>> start Data provided
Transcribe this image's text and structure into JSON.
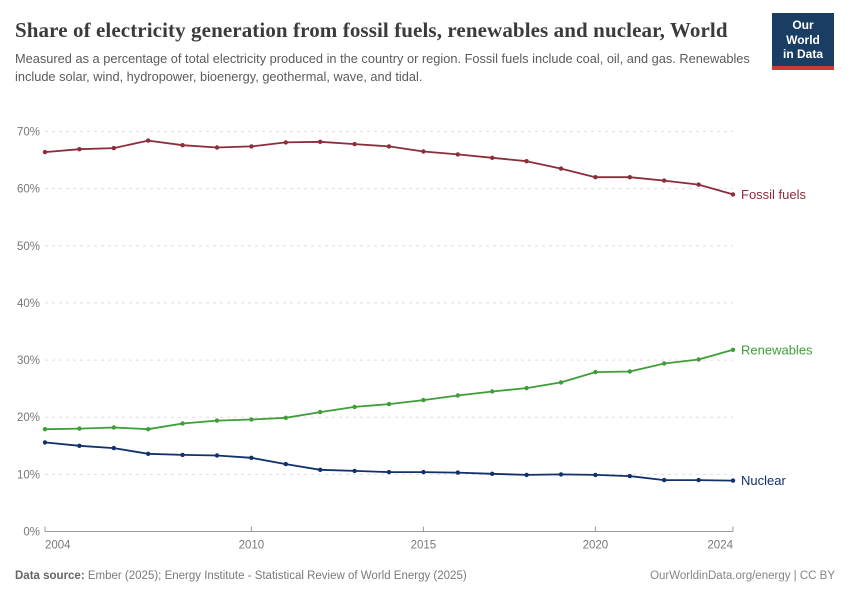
{
  "header": {
    "title": "Share of electricity generation from fossil fuels, renewables and nuclear, World",
    "subtitle": "Measured as a percentage of total electricity produced in the country or region. Fossil fuels include coal, oil, and gas. Renewables include solar, wind, hydropower, bioenergy, geothermal, wave, and tidal.",
    "logo": {
      "line1": "Our World",
      "line2": "in Data",
      "bg_color": "#1a3d63",
      "accent_color": "#ce3b32"
    }
  },
  "chart_data": {
    "type": "line",
    "x": [
      2004,
      2005,
      2006,
      2007,
      2008,
      2009,
      2010,
      2011,
      2012,
      2013,
      2014,
      2015,
      2016,
      2017,
      2018,
      2019,
      2020,
      2021,
      2022,
      2023,
      2024
    ],
    "series": [
      {
        "name": "Fossil fuels",
        "color": "#8c2d3c",
        "values": [
          66.4,
          66.9,
          67.1,
          68.4,
          67.6,
          67.2,
          67.4,
          68.1,
          68.2,
          67.8,
          67.4,
          66.5,
          66.0,
          65.4,
          64.8,
          63.5,
          62.0,
          62.0,
          61.4,
          60.7,
          59.0
        ]
      },
      {
        "name": "Renewables",
        "color": "#3e9e38",
        "values": [
          17.9,
          18.0,
          18.2,
          17.9,
          18.9,
          19.4,
          19.6,
          19.9,
          20.9,
          21.8,
          22.3,
          23.0,
          23.8,
          24.5,
          25.1,
          26.1,
          27.9,
          28.0,
          29.4,
          30.1,
          31.8
        ]
      },
      {
        "name": "Nuclear",
        "color": "#11316b",
        "values": [
          15.6,
          15.0,
          14.6,
          13.6,
          13.4,
          13.3,
          12.9,
          11.8,
          10.8,
          10.6,
          10.4,
          10.4,
          10.3,
          10.1,
          9.9,
          10.0,
          9.9,
          9.7,
          9.0,
          9.0,
          8.9
        ]
      }
    ],
    "title": "Share of electricity generation from fossil fuels, renewables and nuclear, World",
    "xlabel": "",
    "ylabel": "",
    "ylim": [
      0,
      70
    ],
    "yticks": [
      0,
      10,
      20,
      30,
      40,
      50,
      60,
      70
    ],
    "ytick_suffix": "%",
    "xticks": [
      2004,
      2010,
      2015,
      2020,
      2024
    ],
    "grid": "horizontal-dashed",
    "legend": "end-of-line-labels",
    "grid_color": "#dedede",
    "axis_color": "#9b9b9b"
  },
  "footer": {
    "source_label": "Data source:",
    "source_text": " Ember (2025); Energy Institute - Statistical Review of World Energy (2025)",
    "credit": "OurWorldinData.org/energy | CC BY"
  }
}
>> end Data provided
What is the number of lines in the data that hold the string "name"? Answer with the number only.

Correct result:
3